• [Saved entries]
Start
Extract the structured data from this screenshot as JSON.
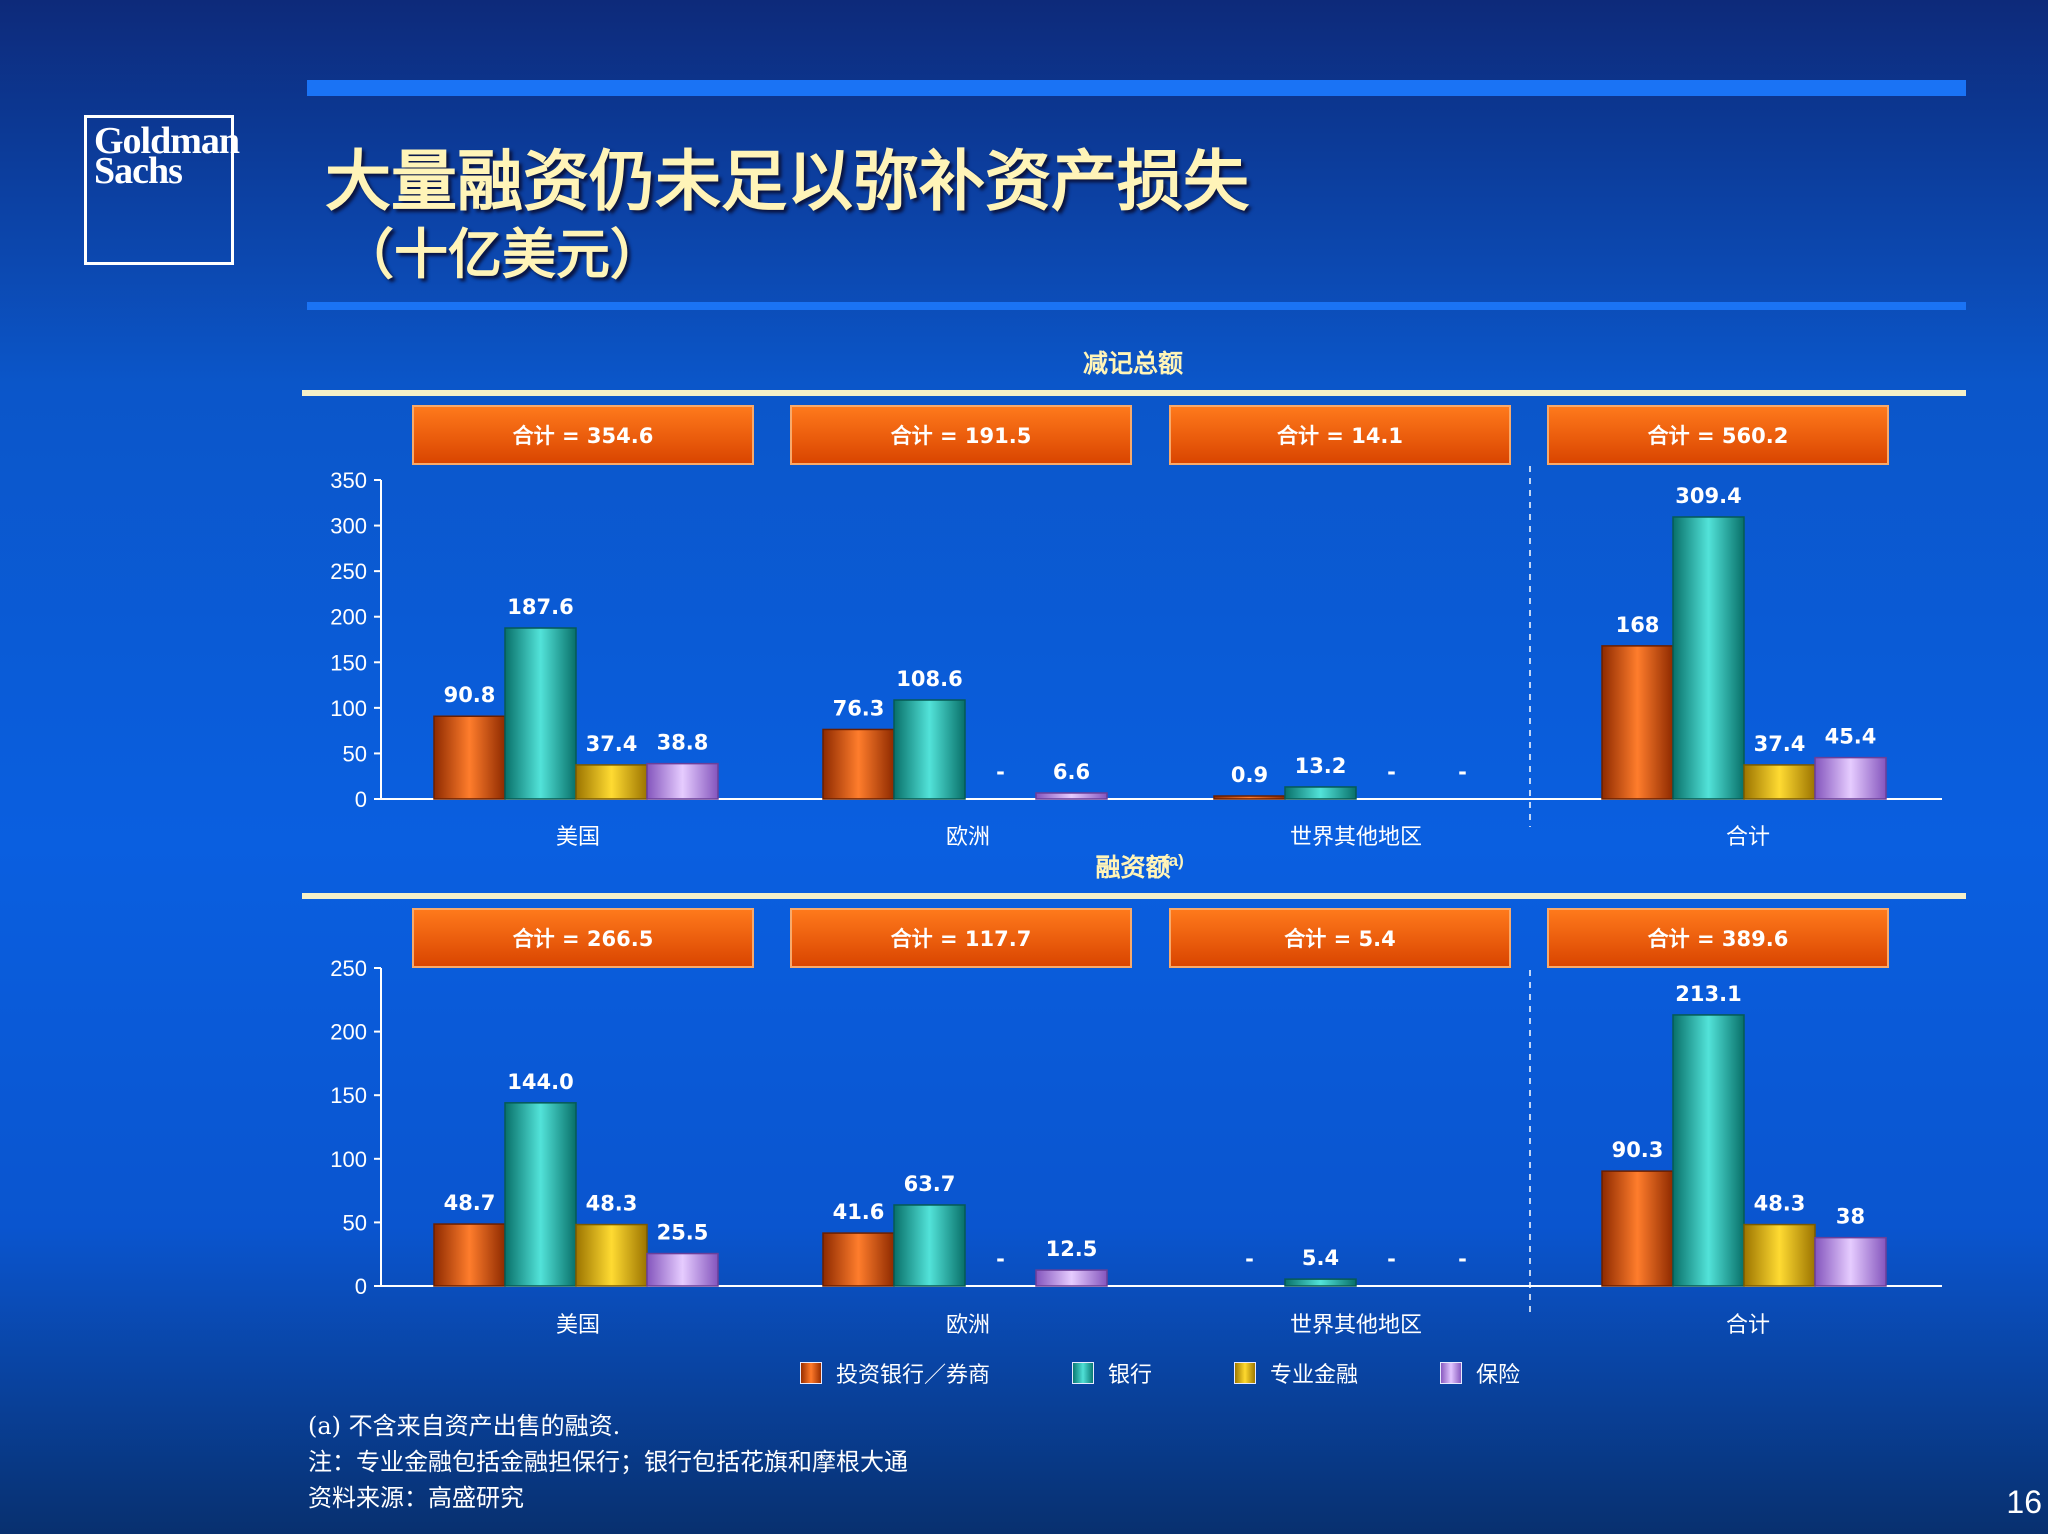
{
  "logo": {
    "line1": "Goldman",
    "line2": "Sachs"
  },
  "title": "大量融资仍未足以弥补资产损失",
  "subtitle": "（十亿美元）",
  "chart_data": [
    {
      "type": "bar",
      "title": "减记总额",
      "categories": [
        "美国",
        "欧洲",
        "世界其他地区",
        "合计"
      ],
      "series": [
        {
          "name": "投资银行／券商",
          "color": "#ef5a0c",
          "values": [
            90.8,
            76.3,
            0.9,
            168
          ],
          "labels": [
            "90.8",
            "76.3",
            "0.9",
            "168"
          ]
        },
        {
          "name": "银行",
          "color": "#1ec0b8",
          "values": [
            187.6,
            108.6,
            13.2,
            309.4
          ],
          "labels": [
            "187.6",
            "108.6",
            "13.2",
            "309.4"
          ]
        },
        {
          "name": "专业金融",
          "color": "#f2c200",
          "values": [
            37.4,
            0,
            0,
            37.4
          ],
          "labels": [
            "37.4",
            "-",
            "-",
            "37.4"
          ]
        },
        {
          "name": "保险",
          "color": "#c9a0f5",
          "values": [
            38.8,
            6.6,
            0,
            45.4
          ],
          "labels": [
            "38.8",
            "6.6",
            "-",
            "45.4"
          ]
        }
      ],
      "totals": [
        "合计 = 354.6",
        "合计 = 191.5",
        "合计 = 14.1",
        "合计 = 560.2"
      ],
      "ylim": [
        0,
        350
      ],
      "yticks": [
        0,
        50,
        100,
        150,
        200,
        250,
        300,
        350
      ]
    },
    {
      "type": "bar",
      "title": "融资额",
      "title_superscript": "(a)",
      "categories": [
        "美国",
        "欧洲",
        "世界其他地区",
        "合计"
      ],
      "series": [
        {
          "name": "投资银行／券商",
          "color": "#ef5a0c",
          "values": [
            48.7,
            41.6,
            0,
            90.3
          ],
          "labels": [
            "48.7",
            "41.6",
            "-",
            "90.3"
          ]
        },
        {
          "name": "银行",
          "color": "#1ec0b8",
          "values": [
            144.0,
            63.7,
            5.4,
            213.1
          ],
          "labels": [
            "144.0",
            "63.7",
            "5.4",
            "213.1"
          ]
        },
        {
          "name": "专业金融",
          "color": "#f2c200",
          "values": [
            48.3,
            0,
            0,
            48.3
          ],
          "labels": [
            "48.3",
            "-",
            "-",
            "48.3"
          ]
        },
        {
          "name": "保险",
          "color": "#c9a0f5",
          "values": [
            25.5,
            12.5,
            0,
            38
          ],
          "labels": [
            "25.5",
            "12.5",
            "-",
            "38"
          ]
        }
      ],
      "totals": [
        "合计 = 266.5",
        "合计 = 117.7",
        "合计 = 5.4",
        "合计 = 389.6"
      ],
      "ylim": [
        0,
        250
      ],
      "yticks": [
        0,
        50,
        100,
        150,
        200,
        250
      ]
    }
  ],
  "legend": [
    "投资银行／券商",
    "银行",
    "专业金融",
    "保险"
  ],
  "colors": {
    "inv_bank": "#ef5a0c",
    "bank": "#1ec0b8",
    "specialty": "#f2c200",
    "insurance": "#c9a0f5"
  },
  "footnotes": [
    "(a)  不含来自资产出售的融资.",
    "注：专业金融包括金融担保行；银行包括花旗和摩根大通",
    "资料来源：高盛研究"
  ],
  "page_number": "16"
}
End
• [TASK TO COMPLETE]
Transcribe the material exactly, leaving every picture out.

• [WRITTEN REPLY]
Extract the structured data from this screenshot as JSON.
{
  "logo": {
    "line1": "Goldman",
    "line2": "Sachs"
  },
  "title": "大量融资仍未足以弥补资产损失",
  "subtitle": "（十亿美元）",
  "chart_data": [
    {
      "type": "bar",
      "title": "减记总额",
      "categories": [
        "美国",
        "欧洲",
        "世界其他地区",
        "合计"
      ],
      "series": [
        {
          "name": "投资银行／券商",
          "color": "#ef5a0c",
          "values": [
            90.8,
            76.3,
            0.9,
            168
          ],
          "labels": [
            "90.8",
            "76.3",
            "0.9",
            "168"
          ]
        },
        {
          "name": "银行",
          "color": "#1ec0b8",
          "values": [
            187.6,
            108.6,
            13.2,
            309.4
          ],
          "labels": [
            "187.6",
            "108.6",
            "13.2",
            "309.4"
          ]
        },
        {
          "name": "专业金融",
          "color": "#f2c200",
          "values": [
            37.4,
            0,
            0,
            37.4
          ],
          "labels": [
            "37.4",
            "-",
            "-",
            "37.4"
          ]
        },
        {
          "name": "保险",
          "color": "#c9a0f5",
          "values": [
            38.8,
            6.6,
            0,
            45.4
          ],
          "labels": [
            "38.8",
            "6.6",
            "-",
            "45.4"
          ]
        }
      ],
      "totals": [
        "合计 = 354.6",
        "合计 = 191.5",
        "合计 = 14.1",
        "合计 = 560.2"
      ],
      "ylim": [
        0,
        350
      ],
      "yticks": [
        0,
        50,
        100,
        150,
        200,
        250,
        300,
        350
      ]
    },
    {
      "type": "bar",
      "title": "融资额",
      "title_superscript": "(a)",
      "categories": [
        "美国",
        "欧洲",
        "世界其他地区",
        "合计"
      ],
      "series": [
        {
          "name": "投资银行／券商",
          "color": "#ef5a0c",
          "values": [
            48.7,
            41.6,
            0,
            90.3
          ],
          "labels": [
            "48.7",
            "41.6",
            "-",
            "90.3"
          ]
        },
        {
          "name": "银行",
          "color": "#1ec0b8",
          "values": [
            144.0,
            63.7,
            5.4,
            213.1
          ],
          "labels": [
            "144.0",
            "63.7",
            "5.4",
            "213.1"
          ]
        },
        {
          "name": "专业金融",
          "color": "#f2c200",
          "values": [
            48.3,
            0,
            0,
            48.3
          ],
          "labels": [
            "48.3",
            "-",
            "-",
            "48.3"
          ]
        },
        {
          "name": "保险",
          "color": "#c9a0f5",
          "values": [
            25.5,
            12.5,
            0,
            38
          ],
          "labels": [
            "25.5",
            "12.5",
            "-",
            "38"
          ]
        }
      ],
      "totals": [
        "合计 = 266.5",
        "合计 = 117.7",
        "合计 = 5.4",
        "合计 = 389.6"
      ],
      "ylim": [
        0,
        250
      ],
      "yticks": [
        0,
        50,
        100,
        150,
        200,
        250
      ]
    }
  ],
  "legend": [
    "投资银行／券商",
    "银行",
    "专业金融",
    "保险"
  ],
  "colors": {
    "inv_bank": "#ef5a0c",
    "bank": "#1ec0b8",
    "specialty": "#f2c200",
    "insurance": "#c9a0f5"
  },
  "footnotes": [
    "(a)  不含来自资产出售的融资.",
    "注：专业金融包括金融担保行；银行包括花旗和摩根大通",
    "资料来源：高盛研究"
  ],
  "page_number": "16"
}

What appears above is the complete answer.